RECORD SET:

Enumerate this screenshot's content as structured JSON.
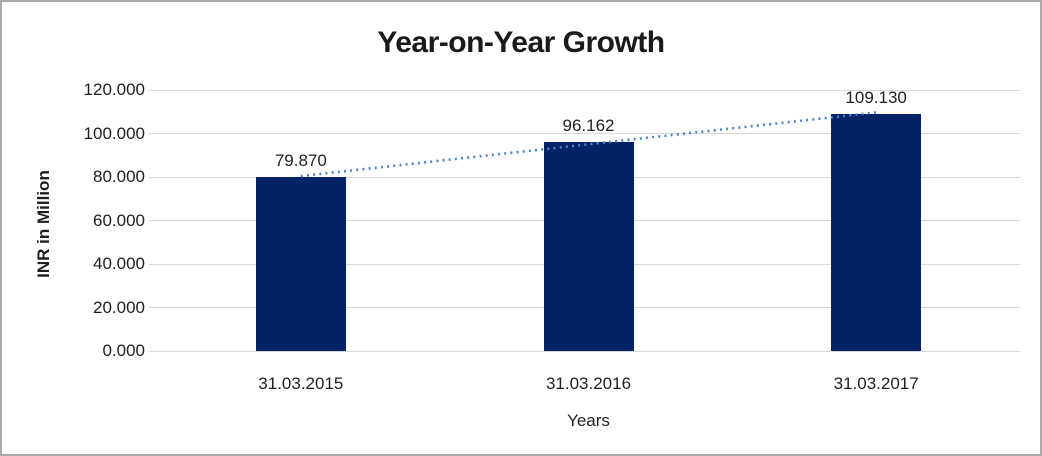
{
  "chart_data": {
    "type": "bar",
    "title": "Year-on-Year Growth",
    "xlabel": "Years",
    "ylabel": "INR in Million",
    "categories": [
      "31.03.2015",
      "31.03.2016",
      "31.03.2017"
    ],
    "values": [
      79.87,
      96.162,
      109.13
    ],
    "value_labels": [
      "79.870",
      "96.162",
      "109.130"
    ],
    "ylim": [
      0,
      120
    ],
    "ytick_values": [
      0,
      20,
      40,
      60,
      80,
      100,
      120
    ],
    "ytick_labels": [
      "0.000",
      "20.000",
      "40.000",
      "60.000",
      "80.000",
      "100.000",
      "120.000"
    ],
    "grid": true,
    "legend": "none",
    "trendline": {
      "type": "linear",
      "style": "dotted",
      "color": "#4a86c8"
    },
    "colors": {
      "bar": "#042366",
      "gridline": "#d9d9d9",
      "text": "#1f1f1f",
      "title": "#1a1a1a",
      "frame_border": "#a9a9a9",
      "background": "#ffffff"
    }
  }
}
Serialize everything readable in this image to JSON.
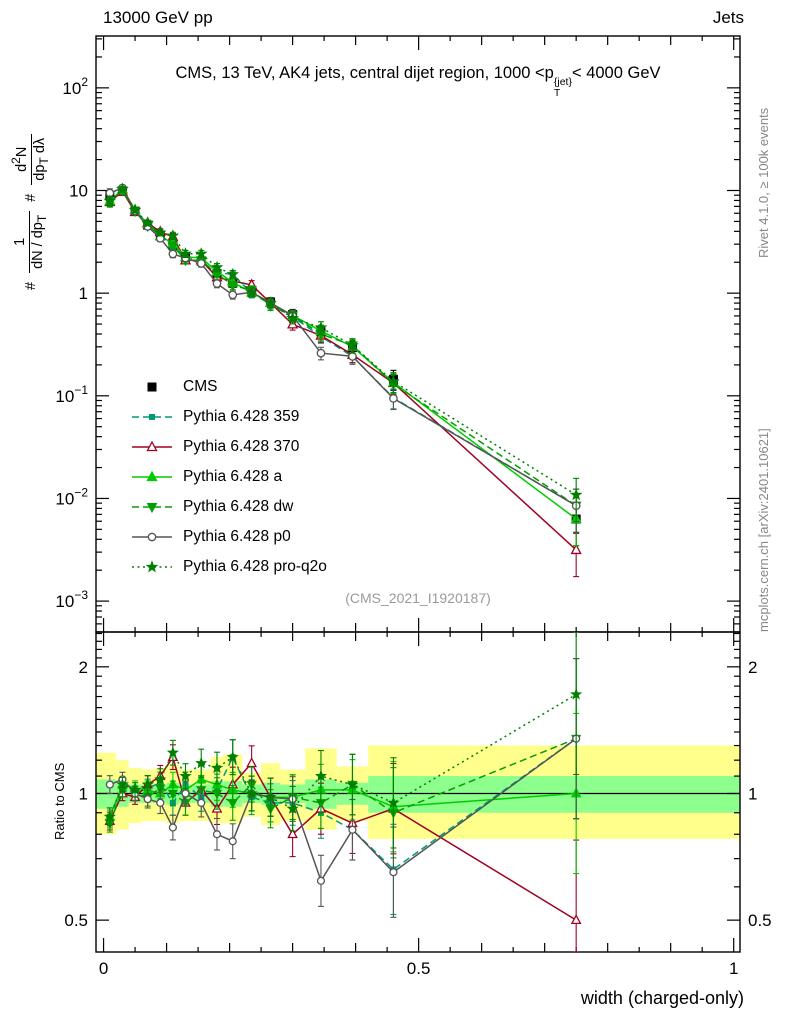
{
  "header": {
    "left": "13000 GeV pp",
    "right": "Jets"
  },
  "title_parts": {
    "pre": "CMS, 13 TeV, AK4 jets, central dijet region, 1000 <",
    "p": "p",
    "sup": "{jet}",
    "sub": "T",
    "post": "< 4000 GeV"
  },
  "watermark": "(CMS_2021_I1920187)",
  "side_notes": {
    "rivet": "Rivet 4.1.0, ≥ 100k events",
    "mcplots": "mcplots.cern.ch [arXiv:2401.10621]"
  },
  "axis_labels": {
    "x": "width (charged-only)",
    "ratio_y": "Ratio to CMS"
  },
  "ylabel_parts": {
    "h1": "#",
    "n1": "1",
    "d1a": "dN / dp",
    "d1s": "T",
    "h2": "#",
    "n2a": "d",
    "n2s": "2",
    "n2b": "N",
    "d2a": "dp",
    "d2s": "T",
    "d2b": " dλ"
  },
  "chart_data": {
    "type": "line",
    "title": "CMS, 13 TeV, AK4 jets, central dijet region, 1000 < pT{jet} < 4000 GeV",
    "xlabel": "width (charged-only)",
    "ylabel": "# 1/(dN/dpT) d2N/(dpT dlambda)",
    "ratio_ylabel": "Ratio to CMS",
    "xlim": [
      -0.012,
      1.01
    ],
    "ylim_main": [
      0.0005,
      320
    ],
    "ylim_ratio": [
      0.42,
      2.42
    ],
    "x_ticks": [
      0,
      0.5,
      1
    ],
    "x_tick_labels": [
      "0",
      "0.5",
      "1"
    ],
    "y_tick_exponents_main": [
      2,
      1,
      0,
      -1,
      -2,
      -3
    ],
    "y_ticks_ratio": [
      0.5,
      1,
      2
    ],
    "y_tick_labels_ratio": [
      "0.5",
      "1",
      "2"
    ],
    "bin_edges": [
      0,
      0.02,
      0.04,
      0.06,
      0.08,
      0.1,
      0.12,
      0.14,
      0.17,
      0.19,
      0.22,
      0.25,
      0.28,
      0.32,
      0.37,
      0.42,
      0.5,
      1.0
    ],
    "x": [
      0.01,
      0.03,
      0.05,
      0.07,
      0.09,
      0.11,
      0.13,
      0.155,
      0.18,
      0.205,
      0.235,
      0.265,
      0.3,
      0.345,
      0.395,
      0.46,
      0.75
    ],
    "cms_values": [
      9.0,
      9.8,
      6.3,
      4.6,
      3.6,
      2.9,
      2.2,
      2.05,
      1.55,
      1.25,
      1.02,
      0.82,
      0.62,
      0.42,
      0.295,
      0.145,
      0.0063
    ],
    "err_frac": [
      0.1,
      0.06,
      0.06,
      0.06,
      0.07,
      0.08,
      0.08,
      0.08,
      0.09,
      0.09,
      0.1,
      0.1,
      0.12,
      0.14,
      0.16,
      0.22,
      0.45
    ],
    "ratio_err": [
      0.05,
      0.04,
      0.04,
      0.05,
      0.06,
      0.07,
      0.07,
      0.08,
      0.09,
      0.1,
      0.1,
      0.11,
      0.13,
      0.15,
      0.18,
      0.28,
      0.55
    ],
    "series": [
      {
        "key": "cms",
        "label": "CMS",
        "color": "#000000",
        "marker": "square",
        "line": "none",
        "is_ref": true
      },
      {
        "key": "p359",
        "label": "Pythia 6.428 359",
        "color": "#00997a",
        "marker": "square-small",
        "line": "dashed",
        "ratio": [
          0.87,
          1.04,
          1.0,
          1.03,
          1.06,
          0.95,
          1.05,
          0.98,
          1.02,
          1.22,
          0.98,
          0.95,
          0.95,
          0.9,
          0.82,
          0.66,
          1.35
        ]
      },
      {
        "key": "p370",
        "label": "Pythia 6.428 370",
        "color": "#a00022",
        "marker": "triangle-open",
        "line": "solid",
        "ratio": [
          0.86,
          1.0,
          0.98,
          1.05,
          1.1,
          1.22,
          0.95,
          1.02,
          0.92,
          1.05,
          1.18,
          0.98,
          0.8,
          0.92,
          0.85,
          0.92,
          0.5
        ]
      },
      {
        "key": "a",
        "label": "Pythia 6.428 a",
        "color": "#00cc00",
        "marker": "triangle-filled",
        "line": "solid",
        "ratio": [
          0.88,
          1.05,
          1.03,
          1.02,
          1.0,
          1.05,
          1.02,
          1.08,
          1.05,
          1.02,
          1.0,
          0.98,
          0.98,
          1.02,
          1.02,
          0.93,
          1.0
        ]
      },
      {
        "key": "dw",
        "label": "Pythia 6.428 dw",
        "color": "#00a000",
        "marker": "triangle-down-filled",
        "line": "dashed",
        "ratio": [
          0.85,
          1.02,
          1.0,
          0.98,
          1.03,
          1.0,
          0.95,
          1.02,
          1.0,
          0.95,
          1.05,
          0.92,
          0.98,
          0.95,
          1.05,
          0.9,
          1.35
        ]
      },
      {
        "key": "p0",
        "label": "Pythia 6.428 p0",
        "color": "#555555",
        "marker": "circle-open",
        "line": "solid",
        "ratio": [
          1.05,
          1.08,
          1.0,
          0.97,
          0.95,
          0.83,
          1.0,
          0.95,
          0.8,
          0.77,
          1.0,
          0.98,
          0.97,
          0.62,
          0.82,
          0.65,
          1.35
        ]
      },
      {
        "key": "proq2o",
        "label": "Pythia 6.428 pro-q2o",
        "color": "#008000",
        "marker": "star",
        "line": "dotted",
        "ratio": [
          0.88,
          1.05,
          1.02,
          1.05,
          1.08,
          1.25,
          1.1,
          1.18,
          1.15,
          1.22,
          1.0,
          0.98,
          0.92,
          1.1,
          1.05,
          0.95,
          1.72
        ]
      }
    ],
    "bands": {
      "yellow_color": "#ffff8c",
      "green_color": "#8cff8c",
      "yellow_lo": [
        0.8,
        0.82,
        0.85,
        0.86,
        0.86,
        0.85,
        0.86,
        0.86,
        0.85,
        0.85,
        0.88,
        0.84,
        0.86,
        0.82,
        0.86,
        0.78,
        0.78
      ],
      "yellow_hi": [
        1.25,
        1.2,
        1.15,
        1.14,
        1.15,
        1.17,
        1.14,
        1.14,
        1.22,
        1.24,
        1.12,
        1.18,
        1.14,
        1.28,
        1.16,
        1.3,
        1.3
      ],
      "green_lo": [
        0.92,
        0.93,
        0.95,
        0.95,
        0.95,
        0.94,
        0.95,
        0.95,
        0.93,
        0.93,
        0.95,
        0.94,
        0.95,
        0.92,
        0.94,
        0.9,
        0.9
      ],
      "green_hi": [
        1.08,
        1.07,
        1.05,
        1.05,
        1.05,
        1.06,
        1.05,
        1.05,
        1.07,
        1.07,
        1.05,
        1.06,
        1.05,
        1.08,
        1.06,
        1.1,
        1.1
      ]
    },
    "legend_position": "left-middle",
    "grid": false
  }
}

GOAL OF THE EXERCISE:
In the records above, how many lines contain the word "only"? Give the number alone.

CORRECT ANSWER:
2